(begin)

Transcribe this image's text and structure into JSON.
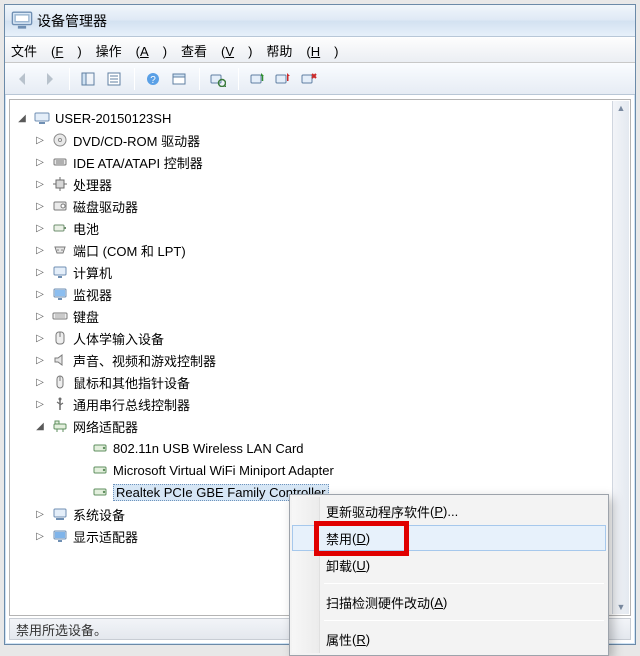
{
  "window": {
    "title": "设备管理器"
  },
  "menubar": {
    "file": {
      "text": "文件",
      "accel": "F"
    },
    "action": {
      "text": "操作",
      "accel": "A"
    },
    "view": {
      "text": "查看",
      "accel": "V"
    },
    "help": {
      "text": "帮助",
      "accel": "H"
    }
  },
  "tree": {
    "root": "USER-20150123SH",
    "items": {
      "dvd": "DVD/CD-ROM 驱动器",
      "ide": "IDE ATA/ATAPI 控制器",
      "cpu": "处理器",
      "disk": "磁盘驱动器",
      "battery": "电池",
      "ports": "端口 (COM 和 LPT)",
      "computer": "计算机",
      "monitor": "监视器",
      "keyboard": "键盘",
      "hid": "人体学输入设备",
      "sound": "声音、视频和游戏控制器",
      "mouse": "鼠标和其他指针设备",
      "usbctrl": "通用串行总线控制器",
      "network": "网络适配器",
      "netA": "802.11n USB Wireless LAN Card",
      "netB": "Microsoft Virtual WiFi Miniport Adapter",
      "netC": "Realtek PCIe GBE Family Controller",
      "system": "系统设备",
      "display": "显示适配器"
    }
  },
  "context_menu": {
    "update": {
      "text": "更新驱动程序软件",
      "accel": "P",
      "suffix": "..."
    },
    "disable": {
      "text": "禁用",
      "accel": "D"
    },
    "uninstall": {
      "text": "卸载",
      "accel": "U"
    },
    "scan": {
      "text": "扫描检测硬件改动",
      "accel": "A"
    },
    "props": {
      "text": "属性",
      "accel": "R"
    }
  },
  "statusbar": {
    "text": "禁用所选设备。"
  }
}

(end)
(begin)

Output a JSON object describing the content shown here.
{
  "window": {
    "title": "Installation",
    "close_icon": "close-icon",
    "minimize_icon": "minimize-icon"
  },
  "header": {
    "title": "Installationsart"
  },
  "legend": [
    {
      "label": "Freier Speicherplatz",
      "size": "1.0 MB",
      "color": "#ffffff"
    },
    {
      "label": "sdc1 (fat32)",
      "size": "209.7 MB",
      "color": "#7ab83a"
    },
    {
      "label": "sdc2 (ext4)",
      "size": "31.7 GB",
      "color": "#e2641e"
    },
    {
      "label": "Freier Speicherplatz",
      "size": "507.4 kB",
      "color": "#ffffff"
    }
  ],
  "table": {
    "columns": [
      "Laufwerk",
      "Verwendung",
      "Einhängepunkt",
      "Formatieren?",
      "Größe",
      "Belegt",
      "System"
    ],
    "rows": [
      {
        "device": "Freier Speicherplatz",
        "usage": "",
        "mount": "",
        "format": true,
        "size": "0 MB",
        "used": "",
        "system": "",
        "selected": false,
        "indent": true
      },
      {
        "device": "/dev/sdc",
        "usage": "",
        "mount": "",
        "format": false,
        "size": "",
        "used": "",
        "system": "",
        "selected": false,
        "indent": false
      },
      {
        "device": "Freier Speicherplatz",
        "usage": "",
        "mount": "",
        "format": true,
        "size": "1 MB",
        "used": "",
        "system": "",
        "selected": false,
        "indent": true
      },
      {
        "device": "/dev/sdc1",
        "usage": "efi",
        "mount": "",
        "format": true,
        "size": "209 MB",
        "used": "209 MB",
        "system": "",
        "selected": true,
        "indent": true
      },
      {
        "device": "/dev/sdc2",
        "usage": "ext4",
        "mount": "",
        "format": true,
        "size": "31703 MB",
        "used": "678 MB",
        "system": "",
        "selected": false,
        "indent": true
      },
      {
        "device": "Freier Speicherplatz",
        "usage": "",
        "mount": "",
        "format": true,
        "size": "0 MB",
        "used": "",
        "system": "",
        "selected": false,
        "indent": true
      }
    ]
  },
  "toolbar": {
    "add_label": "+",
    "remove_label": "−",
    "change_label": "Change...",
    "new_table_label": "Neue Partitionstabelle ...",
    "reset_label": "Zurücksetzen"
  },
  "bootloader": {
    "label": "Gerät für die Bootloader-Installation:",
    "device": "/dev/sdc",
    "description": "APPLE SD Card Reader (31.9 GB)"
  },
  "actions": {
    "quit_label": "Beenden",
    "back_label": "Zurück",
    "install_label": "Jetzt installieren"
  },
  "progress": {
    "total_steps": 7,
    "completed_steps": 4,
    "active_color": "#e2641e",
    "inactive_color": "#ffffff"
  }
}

(end)
(begin)

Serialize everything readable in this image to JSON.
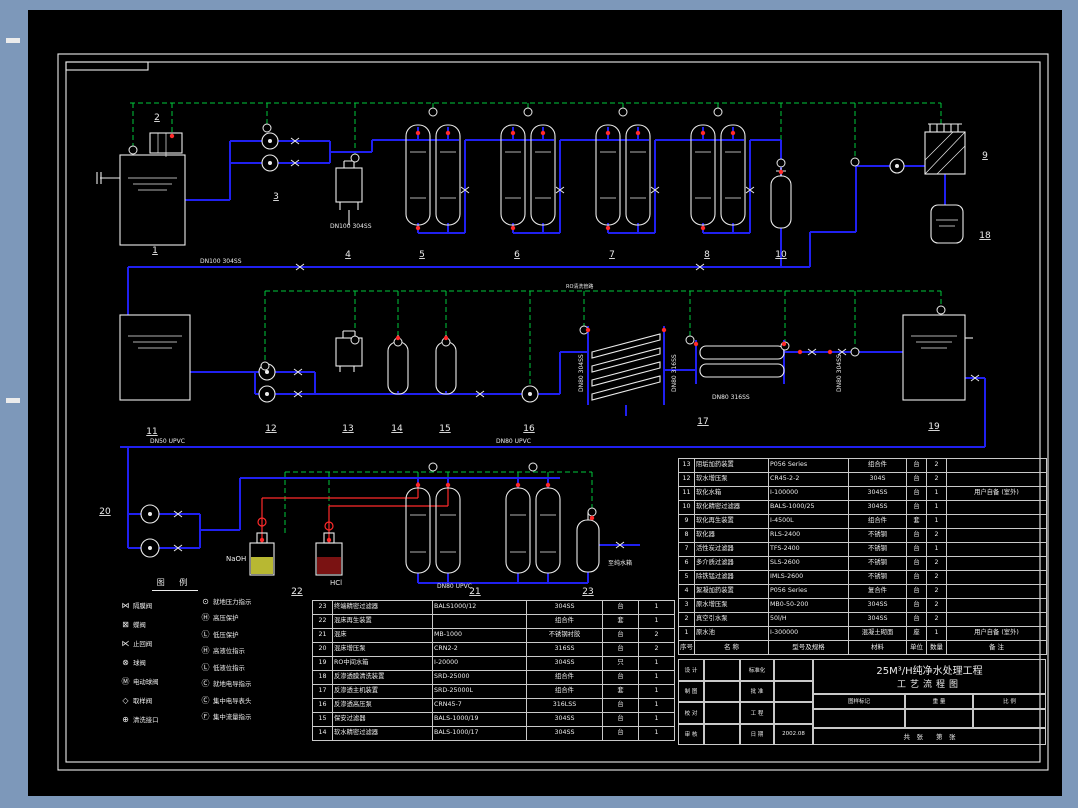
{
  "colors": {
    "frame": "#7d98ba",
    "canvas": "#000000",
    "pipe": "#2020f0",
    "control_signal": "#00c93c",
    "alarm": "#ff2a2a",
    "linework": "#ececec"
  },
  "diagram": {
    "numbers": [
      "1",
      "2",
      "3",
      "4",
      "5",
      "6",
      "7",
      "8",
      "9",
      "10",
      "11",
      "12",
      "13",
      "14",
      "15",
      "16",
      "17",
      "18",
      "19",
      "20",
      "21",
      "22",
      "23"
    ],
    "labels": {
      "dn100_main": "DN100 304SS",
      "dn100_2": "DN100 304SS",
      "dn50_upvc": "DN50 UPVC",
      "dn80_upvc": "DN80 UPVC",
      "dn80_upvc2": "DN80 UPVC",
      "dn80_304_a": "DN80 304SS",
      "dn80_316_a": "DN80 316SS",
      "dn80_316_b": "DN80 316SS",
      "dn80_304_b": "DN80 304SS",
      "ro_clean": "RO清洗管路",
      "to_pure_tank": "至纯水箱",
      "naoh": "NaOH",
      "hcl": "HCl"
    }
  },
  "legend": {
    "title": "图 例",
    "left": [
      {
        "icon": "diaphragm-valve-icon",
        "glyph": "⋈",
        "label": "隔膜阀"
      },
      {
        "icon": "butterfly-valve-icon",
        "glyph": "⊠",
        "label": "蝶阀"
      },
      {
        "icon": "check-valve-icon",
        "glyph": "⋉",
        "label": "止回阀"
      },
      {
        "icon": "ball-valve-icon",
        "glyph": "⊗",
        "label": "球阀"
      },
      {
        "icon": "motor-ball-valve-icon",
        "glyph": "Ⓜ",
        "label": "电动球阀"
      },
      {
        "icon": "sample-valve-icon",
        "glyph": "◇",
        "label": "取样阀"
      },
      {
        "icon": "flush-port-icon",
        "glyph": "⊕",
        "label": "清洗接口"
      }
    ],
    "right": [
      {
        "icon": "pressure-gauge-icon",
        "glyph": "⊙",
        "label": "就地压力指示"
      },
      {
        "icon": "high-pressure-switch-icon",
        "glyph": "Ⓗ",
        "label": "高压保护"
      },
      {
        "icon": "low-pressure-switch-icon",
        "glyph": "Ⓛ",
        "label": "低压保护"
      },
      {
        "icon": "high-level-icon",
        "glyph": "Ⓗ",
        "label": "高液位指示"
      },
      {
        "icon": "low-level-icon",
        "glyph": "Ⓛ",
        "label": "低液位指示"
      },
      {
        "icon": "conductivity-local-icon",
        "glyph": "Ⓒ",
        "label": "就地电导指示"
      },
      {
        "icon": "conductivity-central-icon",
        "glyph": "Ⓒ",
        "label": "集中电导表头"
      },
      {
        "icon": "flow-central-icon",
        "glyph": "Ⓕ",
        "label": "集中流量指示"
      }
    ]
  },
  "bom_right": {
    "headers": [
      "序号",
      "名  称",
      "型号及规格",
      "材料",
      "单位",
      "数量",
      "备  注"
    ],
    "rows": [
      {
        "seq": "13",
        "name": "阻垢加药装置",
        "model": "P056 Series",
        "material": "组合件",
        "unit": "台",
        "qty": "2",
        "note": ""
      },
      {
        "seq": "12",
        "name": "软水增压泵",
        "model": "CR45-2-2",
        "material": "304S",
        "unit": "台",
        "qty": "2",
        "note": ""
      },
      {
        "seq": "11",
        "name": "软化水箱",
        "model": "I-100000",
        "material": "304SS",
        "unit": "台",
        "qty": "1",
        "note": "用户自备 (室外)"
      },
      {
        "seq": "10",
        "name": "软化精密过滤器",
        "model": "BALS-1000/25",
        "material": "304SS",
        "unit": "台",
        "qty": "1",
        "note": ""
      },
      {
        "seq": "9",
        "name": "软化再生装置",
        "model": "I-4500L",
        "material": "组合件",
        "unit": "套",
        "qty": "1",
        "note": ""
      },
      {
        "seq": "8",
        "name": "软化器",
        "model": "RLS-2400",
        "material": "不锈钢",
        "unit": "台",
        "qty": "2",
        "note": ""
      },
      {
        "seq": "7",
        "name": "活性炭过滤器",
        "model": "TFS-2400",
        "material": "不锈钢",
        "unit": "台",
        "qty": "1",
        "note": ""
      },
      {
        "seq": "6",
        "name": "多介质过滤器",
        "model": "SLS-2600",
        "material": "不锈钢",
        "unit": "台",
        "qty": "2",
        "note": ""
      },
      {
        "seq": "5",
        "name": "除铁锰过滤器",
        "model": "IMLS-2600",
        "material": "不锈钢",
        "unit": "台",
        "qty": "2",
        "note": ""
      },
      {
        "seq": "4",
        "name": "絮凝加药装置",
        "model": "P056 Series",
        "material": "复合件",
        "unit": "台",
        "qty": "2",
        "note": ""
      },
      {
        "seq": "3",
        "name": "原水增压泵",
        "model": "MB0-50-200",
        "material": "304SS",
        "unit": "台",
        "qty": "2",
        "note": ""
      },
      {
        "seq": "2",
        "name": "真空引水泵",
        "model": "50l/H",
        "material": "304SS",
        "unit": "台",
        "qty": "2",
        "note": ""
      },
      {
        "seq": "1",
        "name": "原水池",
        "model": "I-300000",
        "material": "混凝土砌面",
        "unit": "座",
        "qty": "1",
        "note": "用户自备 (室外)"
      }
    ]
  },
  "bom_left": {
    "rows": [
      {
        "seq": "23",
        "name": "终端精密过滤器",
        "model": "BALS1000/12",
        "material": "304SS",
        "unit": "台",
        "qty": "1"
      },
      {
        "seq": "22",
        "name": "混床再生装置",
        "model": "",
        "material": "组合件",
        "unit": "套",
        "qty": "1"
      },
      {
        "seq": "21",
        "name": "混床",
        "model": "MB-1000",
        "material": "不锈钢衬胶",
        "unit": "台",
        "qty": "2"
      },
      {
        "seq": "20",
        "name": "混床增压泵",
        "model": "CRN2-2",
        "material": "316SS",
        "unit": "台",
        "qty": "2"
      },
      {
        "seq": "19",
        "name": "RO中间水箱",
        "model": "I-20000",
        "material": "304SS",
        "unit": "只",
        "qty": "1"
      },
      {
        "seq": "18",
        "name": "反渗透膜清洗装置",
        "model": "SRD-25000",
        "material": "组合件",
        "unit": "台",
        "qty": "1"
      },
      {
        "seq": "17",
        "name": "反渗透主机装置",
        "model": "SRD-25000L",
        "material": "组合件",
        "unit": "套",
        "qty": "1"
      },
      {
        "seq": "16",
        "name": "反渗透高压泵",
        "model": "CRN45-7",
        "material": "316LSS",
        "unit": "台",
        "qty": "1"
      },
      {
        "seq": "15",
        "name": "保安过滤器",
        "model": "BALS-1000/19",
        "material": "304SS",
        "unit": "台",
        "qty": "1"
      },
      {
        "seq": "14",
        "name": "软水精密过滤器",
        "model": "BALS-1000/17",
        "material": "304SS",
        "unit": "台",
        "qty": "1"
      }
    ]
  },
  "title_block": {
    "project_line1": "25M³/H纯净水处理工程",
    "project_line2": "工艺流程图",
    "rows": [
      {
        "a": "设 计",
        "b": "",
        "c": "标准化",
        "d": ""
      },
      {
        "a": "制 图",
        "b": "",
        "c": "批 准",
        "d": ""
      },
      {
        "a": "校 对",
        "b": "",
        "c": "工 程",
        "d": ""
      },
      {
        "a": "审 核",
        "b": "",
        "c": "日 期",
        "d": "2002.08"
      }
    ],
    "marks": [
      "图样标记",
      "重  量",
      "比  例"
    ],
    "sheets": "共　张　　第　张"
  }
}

(end)

Problem requirements.
From the data, pick out every line that includes "JSON".

Exercise output.
Transcribe this image's text and structure into JSON.
Output a JSON object describing the content shown here.
Serialize everything readable in this image to JSON.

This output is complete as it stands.